◆ Supplied passage:
══════════════════════════════

Of course they can this is America after all. That wasn't the OP point of the post.



> Some people also want a certain bloodline, just because it sounds good, and is the hottest bloodline at the time.


I personally feel there is good and bad in all bloodlines. Some however has quite a bit more good than bad and visa versa. I don't approve of fad breeding because there are too many dogs in shelters and also because of the BSL the the poor breeding practices. Notice I don't list any bloodlines in my posts...I have no problems with responsible breeding and good breeders.



> If Im a buyer, and I know that I want a APBT, or AB puppy to meet a certain description or characteristic, Im willing to spend a "little" more to get that.


There is absolutely nothing wrong with that...may however don't fully reseach and get caught up in hype of a sales pitch or fad

All I can say is that a fool and his/her money are soon parted. Not directed at you but to anyone looking who has not really looked into what they are getting. Meaning research and know what you are getting when buying anything no matter; what your preference happens to be is not the issue. People who go into things blindly are the ones who get taken in by advertising hype



> I think adopting just because you are being cheap and/or dont want to invest the time to find a good breeder is wrong.


I don't think I ever met anyone who did that. Everyone I know who adopted a dog did it because they wanted to save a good dog and was looking for a pet or flat out wasn't even looking but saved them anyway



> Instead of arguing over prices,bloodlines, or is that a APBT or AB, lets focus our efforts on getting rid of BSL, and do things to improve the overall perception of this breed. To those that are naiive and informed, if a dog mauls, attacks, or shows aggression, it is automatically labeled "pitbull" whether or not it is APBT or AB. Let stop focusing on names, and more on ownership. One thing they both have in common,... they both have teeth. LOL!!!!


Actually a god majority of the people on this forum and others all actively fight BSL. Forums are also used to vent

One of the biggest issues facing the breed besides BSL is the amount of pups and adults alike dumped in shelters. Many put there by irresponsible owners who didn't know what they were getting into and or weren't screened by breeders who just wanted their cash as well as breeders who just dump extra left over pups or older dogs that they are done breeding. Fads go in and out and dogs get dumped daily:hammer:


----------



## smokey_joe (Oct 14, 2005)

Also, adopting is less of a crap shoot than buying a puppy. With a puppy, you never really know what you are getting regardless of how great the parents are or how proven the lineage is. Before a dog in a shelter is put up for adoption, they are screened and tested. So, if you're looking for a pet with sound temperment, you're better off getting a full grown pit from the pound than a puppy from a breeder.

Of course, if you're a ligit breeder, you're not going to go to the pound and just get any dog to breed it. But, the average Joe just looking for a good pet is better off going that route.

══════════════════════════════

◆ Entries provided:
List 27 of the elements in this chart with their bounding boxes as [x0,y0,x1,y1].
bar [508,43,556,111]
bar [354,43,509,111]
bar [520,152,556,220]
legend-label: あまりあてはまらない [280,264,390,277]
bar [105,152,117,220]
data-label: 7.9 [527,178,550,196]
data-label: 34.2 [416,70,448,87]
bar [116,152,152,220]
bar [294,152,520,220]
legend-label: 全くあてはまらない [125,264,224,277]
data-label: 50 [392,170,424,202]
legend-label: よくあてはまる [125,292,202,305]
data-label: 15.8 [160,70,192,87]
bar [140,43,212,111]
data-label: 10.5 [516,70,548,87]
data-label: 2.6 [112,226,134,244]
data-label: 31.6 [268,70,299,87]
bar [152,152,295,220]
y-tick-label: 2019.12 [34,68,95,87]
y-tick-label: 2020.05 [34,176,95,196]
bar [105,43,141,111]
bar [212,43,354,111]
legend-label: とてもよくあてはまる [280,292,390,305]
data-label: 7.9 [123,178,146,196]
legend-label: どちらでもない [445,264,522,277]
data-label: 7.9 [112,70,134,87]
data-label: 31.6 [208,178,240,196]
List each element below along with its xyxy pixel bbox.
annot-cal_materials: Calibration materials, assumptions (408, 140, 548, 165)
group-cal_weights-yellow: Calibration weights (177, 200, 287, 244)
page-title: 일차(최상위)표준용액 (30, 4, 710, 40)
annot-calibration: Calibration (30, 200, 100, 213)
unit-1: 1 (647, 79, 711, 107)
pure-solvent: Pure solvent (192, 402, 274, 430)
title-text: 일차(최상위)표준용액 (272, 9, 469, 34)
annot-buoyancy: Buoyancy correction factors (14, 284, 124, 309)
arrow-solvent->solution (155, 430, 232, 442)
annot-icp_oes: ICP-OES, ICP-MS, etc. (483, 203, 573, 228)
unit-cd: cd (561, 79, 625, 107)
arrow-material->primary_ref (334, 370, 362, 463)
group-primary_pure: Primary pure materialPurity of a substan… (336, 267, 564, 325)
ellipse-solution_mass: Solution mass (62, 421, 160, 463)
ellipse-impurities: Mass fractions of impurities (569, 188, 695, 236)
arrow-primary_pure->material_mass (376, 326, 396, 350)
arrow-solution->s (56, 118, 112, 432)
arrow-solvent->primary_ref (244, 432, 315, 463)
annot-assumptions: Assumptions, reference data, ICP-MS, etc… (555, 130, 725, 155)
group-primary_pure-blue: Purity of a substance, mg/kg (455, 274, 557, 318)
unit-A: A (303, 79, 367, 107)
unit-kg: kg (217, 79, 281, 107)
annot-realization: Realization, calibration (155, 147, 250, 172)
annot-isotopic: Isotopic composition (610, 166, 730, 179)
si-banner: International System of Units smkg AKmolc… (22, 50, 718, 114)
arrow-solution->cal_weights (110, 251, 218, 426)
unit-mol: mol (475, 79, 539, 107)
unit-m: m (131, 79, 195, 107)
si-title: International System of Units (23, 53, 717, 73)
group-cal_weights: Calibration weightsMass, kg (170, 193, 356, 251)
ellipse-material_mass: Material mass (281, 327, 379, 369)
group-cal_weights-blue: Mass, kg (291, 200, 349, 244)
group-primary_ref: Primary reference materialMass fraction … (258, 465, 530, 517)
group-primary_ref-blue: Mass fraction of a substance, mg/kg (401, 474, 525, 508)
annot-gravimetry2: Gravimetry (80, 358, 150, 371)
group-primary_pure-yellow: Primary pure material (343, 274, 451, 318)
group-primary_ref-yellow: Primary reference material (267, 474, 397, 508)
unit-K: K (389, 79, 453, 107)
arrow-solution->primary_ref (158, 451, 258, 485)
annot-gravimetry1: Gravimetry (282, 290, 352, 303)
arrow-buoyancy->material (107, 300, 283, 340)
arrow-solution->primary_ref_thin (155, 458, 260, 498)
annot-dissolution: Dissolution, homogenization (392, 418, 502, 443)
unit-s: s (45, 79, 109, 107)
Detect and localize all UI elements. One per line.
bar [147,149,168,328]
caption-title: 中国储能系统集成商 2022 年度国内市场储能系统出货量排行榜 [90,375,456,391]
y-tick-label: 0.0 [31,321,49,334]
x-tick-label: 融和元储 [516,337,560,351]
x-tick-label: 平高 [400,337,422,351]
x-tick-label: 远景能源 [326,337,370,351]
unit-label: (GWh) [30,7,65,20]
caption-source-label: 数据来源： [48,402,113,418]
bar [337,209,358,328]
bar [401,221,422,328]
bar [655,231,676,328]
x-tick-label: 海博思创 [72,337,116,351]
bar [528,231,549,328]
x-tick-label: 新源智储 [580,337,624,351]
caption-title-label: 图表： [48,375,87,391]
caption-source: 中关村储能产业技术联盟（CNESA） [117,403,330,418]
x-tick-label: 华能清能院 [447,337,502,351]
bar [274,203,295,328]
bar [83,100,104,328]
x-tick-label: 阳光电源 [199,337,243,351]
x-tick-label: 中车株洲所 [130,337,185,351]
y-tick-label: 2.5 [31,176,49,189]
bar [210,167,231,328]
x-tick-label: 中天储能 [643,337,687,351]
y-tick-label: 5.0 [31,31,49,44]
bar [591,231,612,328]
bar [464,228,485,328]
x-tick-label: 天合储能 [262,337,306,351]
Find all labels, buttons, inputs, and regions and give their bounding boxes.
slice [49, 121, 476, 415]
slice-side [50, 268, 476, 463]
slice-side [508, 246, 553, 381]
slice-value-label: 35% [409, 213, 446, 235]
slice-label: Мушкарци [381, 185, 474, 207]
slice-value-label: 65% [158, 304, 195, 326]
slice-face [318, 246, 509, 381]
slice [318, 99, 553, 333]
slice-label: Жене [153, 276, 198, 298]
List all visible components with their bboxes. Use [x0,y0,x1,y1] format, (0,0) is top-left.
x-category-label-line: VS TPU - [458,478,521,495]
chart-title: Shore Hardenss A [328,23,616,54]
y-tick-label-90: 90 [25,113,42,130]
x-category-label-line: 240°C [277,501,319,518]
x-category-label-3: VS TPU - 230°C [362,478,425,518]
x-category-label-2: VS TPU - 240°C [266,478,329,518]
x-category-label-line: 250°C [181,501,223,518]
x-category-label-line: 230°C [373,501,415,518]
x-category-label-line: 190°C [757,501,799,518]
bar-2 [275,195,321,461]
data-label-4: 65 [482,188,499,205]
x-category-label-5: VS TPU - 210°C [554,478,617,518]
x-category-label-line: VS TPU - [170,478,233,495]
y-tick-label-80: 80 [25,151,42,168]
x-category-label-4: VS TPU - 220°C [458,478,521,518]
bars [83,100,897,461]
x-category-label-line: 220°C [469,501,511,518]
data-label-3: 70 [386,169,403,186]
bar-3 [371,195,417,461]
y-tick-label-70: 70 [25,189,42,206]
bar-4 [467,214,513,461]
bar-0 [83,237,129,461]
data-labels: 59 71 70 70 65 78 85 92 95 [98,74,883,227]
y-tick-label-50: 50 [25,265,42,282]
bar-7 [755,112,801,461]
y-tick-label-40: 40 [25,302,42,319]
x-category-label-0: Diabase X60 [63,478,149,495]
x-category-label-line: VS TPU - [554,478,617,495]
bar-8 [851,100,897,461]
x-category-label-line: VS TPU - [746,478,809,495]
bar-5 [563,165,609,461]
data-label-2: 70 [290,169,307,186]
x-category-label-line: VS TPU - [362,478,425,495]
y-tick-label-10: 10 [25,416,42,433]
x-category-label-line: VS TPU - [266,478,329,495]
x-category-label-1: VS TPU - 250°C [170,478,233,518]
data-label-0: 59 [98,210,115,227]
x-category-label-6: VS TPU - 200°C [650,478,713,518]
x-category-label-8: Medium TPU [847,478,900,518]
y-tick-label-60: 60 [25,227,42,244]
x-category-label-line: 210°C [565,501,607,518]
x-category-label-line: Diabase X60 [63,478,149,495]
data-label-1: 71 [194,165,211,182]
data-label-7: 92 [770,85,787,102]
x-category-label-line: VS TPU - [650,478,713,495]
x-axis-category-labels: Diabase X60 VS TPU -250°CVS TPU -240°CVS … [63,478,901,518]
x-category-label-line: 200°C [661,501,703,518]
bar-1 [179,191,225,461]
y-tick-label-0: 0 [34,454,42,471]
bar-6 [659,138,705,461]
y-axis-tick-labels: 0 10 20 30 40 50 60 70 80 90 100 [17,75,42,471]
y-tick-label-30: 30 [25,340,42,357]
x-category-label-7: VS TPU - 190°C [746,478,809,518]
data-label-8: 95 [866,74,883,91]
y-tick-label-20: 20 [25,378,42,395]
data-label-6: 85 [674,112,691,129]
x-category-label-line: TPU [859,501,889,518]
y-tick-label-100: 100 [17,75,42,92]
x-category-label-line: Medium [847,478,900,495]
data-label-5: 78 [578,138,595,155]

══════════════════════════════

◆ Exercise description:
Reproduce the part of the forum thread on pit bull breeding and adoption starting with "Also, adopting is" and going on through "from a breeder.".

◆ Result of this task:
Also, adopting is less of a crap shoot than buying a puppy. With a puppy, you never really know what you are getting regardless of how great the parents are or how proven the lineage is. Before a dog in a shelter is put up for adoption, they are screened and tested. So, if you're looking for a pet with sound temperment, you're better off getting a full grown pit from the pound than a puppy from a breeder.